— Start of EXTRACTED ENTRIES —
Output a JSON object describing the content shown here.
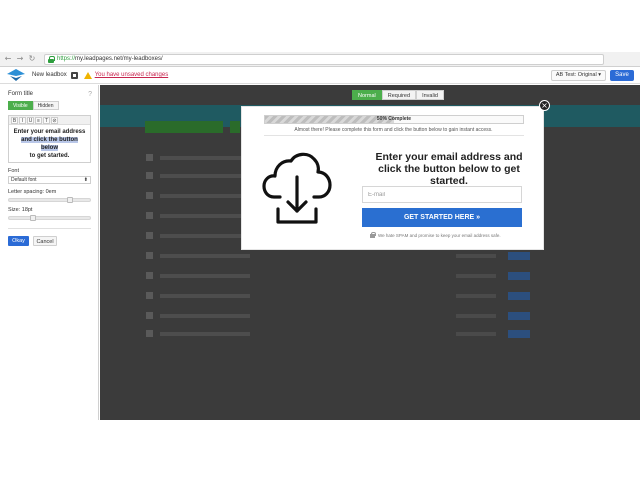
{
  "browser": {
    "url_scheme": "https://",
    "url_rest": "my.leadpages.net/my-leadboxes/"
  },
  "appbar": {
    "leadbox_name": "New leadbox",
    "unsaved_warning": "You have unsaved changes",
    "abtest_label": "AB Test: Original ▾",
    "save_label": "Save"
  },
  "panel": {
    "title": "Form title",
    "visibility": {
      "visible": "Visible",
      "hidden": "Hidden"
    },
    "toolbar": [
      "B",
      "I",
      "U",
      "≡",
      "T",
      "⊘"
    ],
    "editor_lines": {
      "line1": "Enter your email address",
      "line2": "and click the button below",
      "line3": "to get started."
    },
    "font_label": "Font",
    "font_value": "Default font",
    "letter_spacing_label": "Letter spacing: 0em",
    "letter_spacing_level": 0.75,
    "size_label": "Size: 18pt",
    "size_level": 0.3,
    "okay_label": "Okay",
    "cancel_label": "Cancel"
  },
  "template_tabs": [
    "Normal",
    "Required",
    "Invalid"
  ],
  "modal": {
    "progress_label": "50% Complete",
    "progress_percent": 50,
    "almost_text": "Almost there! Please complete this form and click the button below to gain instant access.",
    "headline": "Enter your email address and click the button below to get started.",
    "email_placeholder": "E-mail",
    "cta_label": "GET STARTED HERE »",
    "spam_text": "We hate SPAM and promise to keep your email address safe.",
    "close_glyph": "×",
    "icon": "cloud-download-icon"
  },
  "colors": {
    "accent_blue": "#2a6fd1",
    "active_green": "#4cae4c",
    "warning_red": "#c7254e"
  }
}
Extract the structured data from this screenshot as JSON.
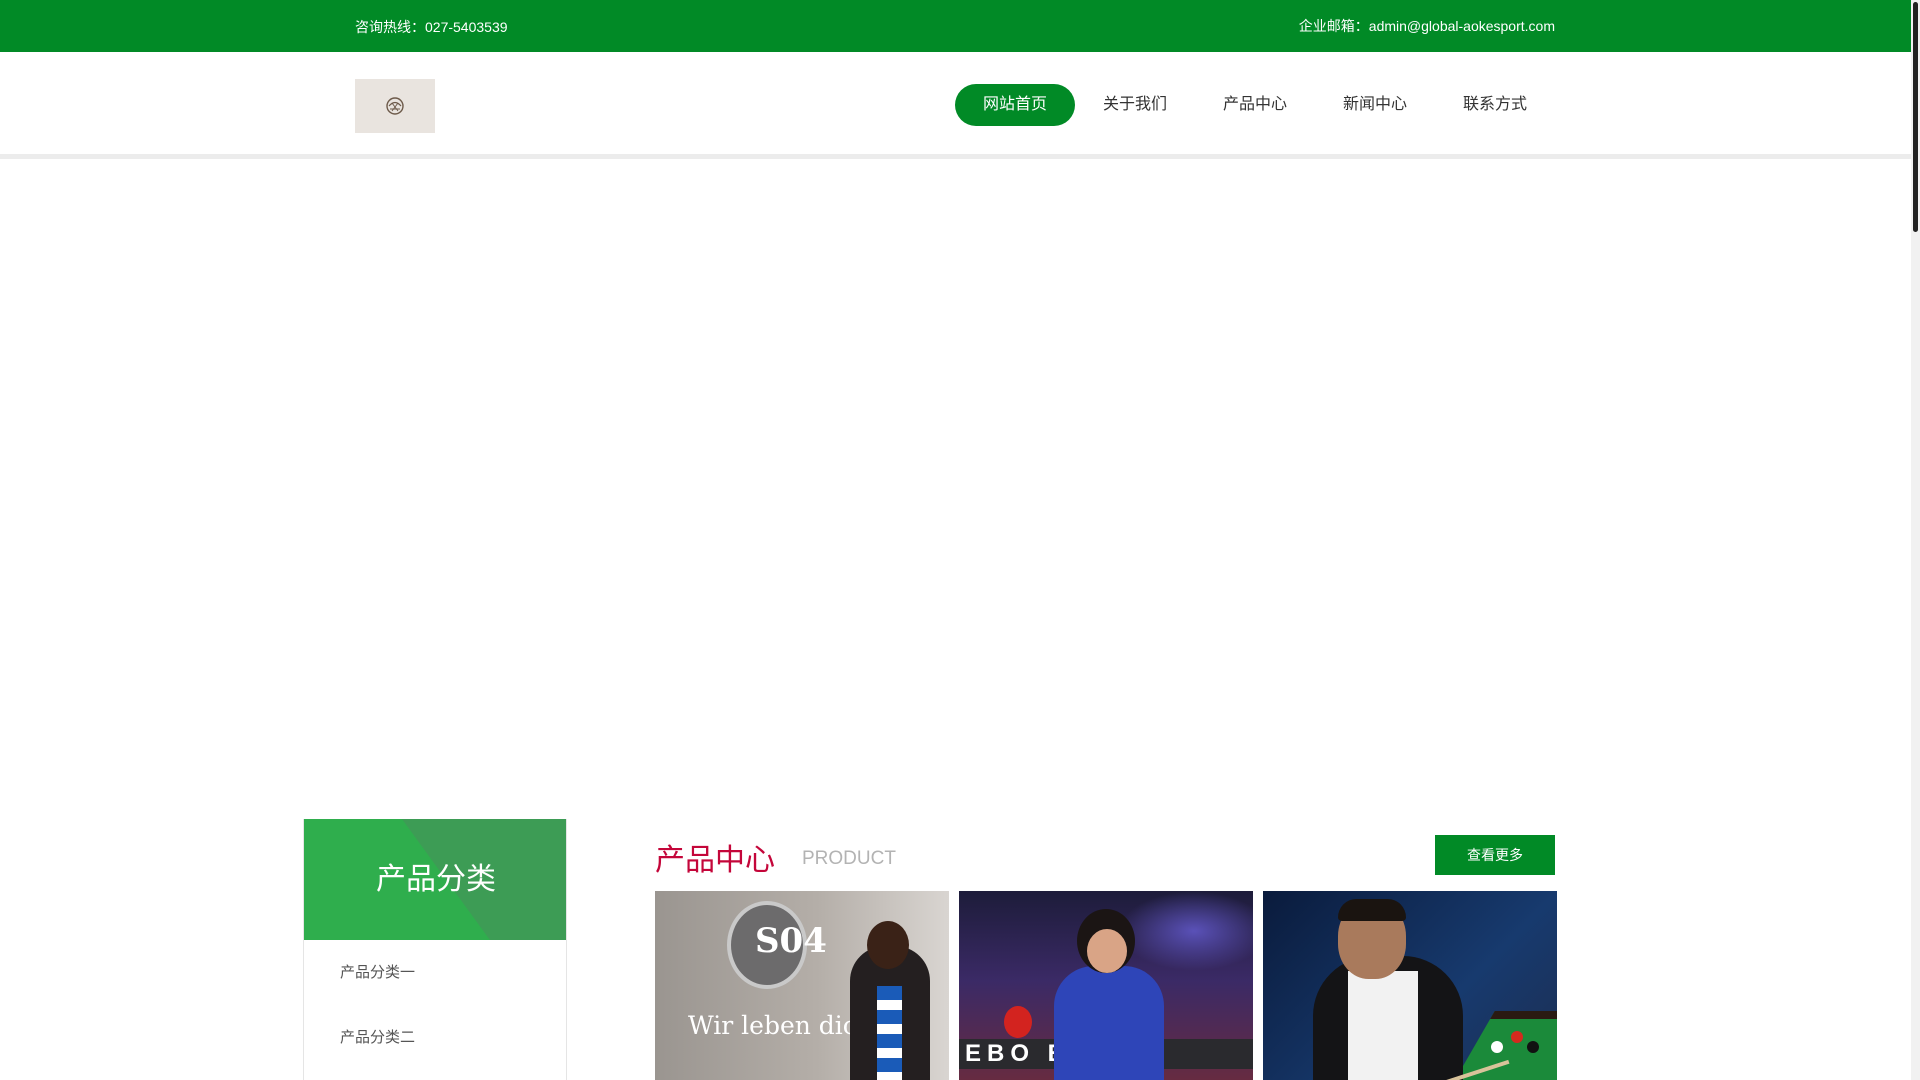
— End of EXTRACTED ENTRIES —
> _SET EXERCISE_:
Print the complete listing exactly, apart from any pictures.

> _WRITTEN RESPONSE_:
Output a JSON object describing the content shown here.
{
  "browser": {
    "url_scheme": "https://",
    "url_rest": "my.leadpages.net/my-leadboxes/"
  },
  "appbar": {
    "leadbox_name": "New leadbox",
    "unsaved_warning": "You have unsaved changes",
    "abtest_label": "AB Test: Original ▾",
    "save_label": "Save"
  },
  "panel": {
    "title": "Form title",
    "visibility": {
      "visible": "Visible",
      "hidden": "Hidden"
    },
    "toolbar": [
      "B",
      "I",
      "U",
      "≡",
      "T",
      "⊘"
    ],
    "editor_lines": {
      "line1": "Enter your email address",
      "line2": "and click the button below",
      "line3": "to get started."
    },
    "font_label": "Font",
    "font_value": "Default font",
    "letter_spacing_label": "Letter spacing: 0em",
    "letter_spacing_level": 0.75,
    "size_label": "Size: 18pt",
    "size_level": 0.3,
    "okay_label": "Okay",
    "cancel_label": "Cancel"
  },
  "template_tabs": [
    "Normal",
    "Required",
    "Invalid"
  ],
  "modal": {
    "progress_label": "50% Complete",
    "progress_percent": 50,
    "almost_text": "Almost there! Please complete this form and click the button below to gain instant access.",
    "headline": "Enter your email address and click the button below to get started.",
    "email_placeholder": "E-mail",
    "cta_label": "GET STARTED HERE »",
    "spam_text": "We hate SPAM and promise to keep your email address safe.",
    "close_glyph": "×",
    "icon": "cloud-download-icon"
  },
  "colors": {
    "accent_blue": "#2a6fd1",
    "active_green": "#4cae4c",
    "warning_red": "#c7254e"
  }
}
Extract the structured data from this screenshot as JSON.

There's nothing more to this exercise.